PROBLEM DESCRIPTION
Restate the records that follow word for word; no pictures should appear.

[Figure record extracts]
━━━━━━━━━━
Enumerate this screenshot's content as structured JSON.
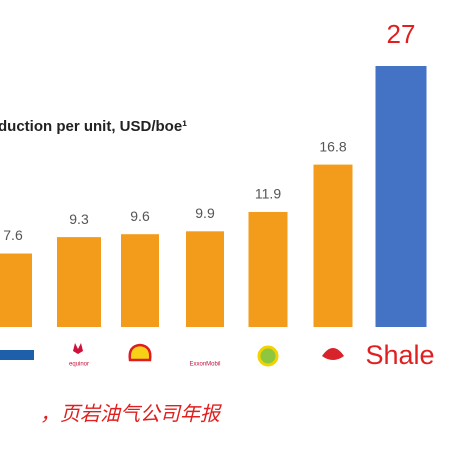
{
  "chart_data": {
    "type": "bar",
    "title": "duction per unit, USD/boe¹",
    "categories": [
      null,
      "equinor",
      null,
      "ExxonMobil",
      null,
      null,
      "Shale"
    ],
    "values": [
      7.6,
      9.3,
      9.6,
      9.9,
      11.9,
      16.8,
      27
    ],
    "colors": [
      "#f39c1b",
      "#f39c1b",
      "#f39c1b",
      "#f39c1b",
      "#f39c1b",
      "#f39c1b",
      "#4472c4"
    ],
    "ylim": [
      0,
      30
    ],
    "footnote": "，页岩油气公司年报"
  }
}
━━━━━━━━━━
TASK ANSWER
Enumerate this screenshot's content as structured JSON.
{
  "chart_data": {
    "type": "bar",
    "title": "duction per unit, USD/boe¹",
    "categories": [
      null,
      "equinor",
      null,
      "ExxonMobil",
      null,
      null,
      "Shale"
    ],
    "values": [
      7.6,
      9.3,
      9.6,
      9.9,
      11.9,
      16.8,
      27
    ],
    "colors": [
      "#f39c1b",
      "#f39c1b",
      "#f39c1b",
      "#f39c1b",
      "#f39c1b",
      "#f39c1b",
      "#4472c4"
    ],
    "ylim": [
      0,
      30
    ],
    "footnote": "，页岩油气公司年报"
  }
}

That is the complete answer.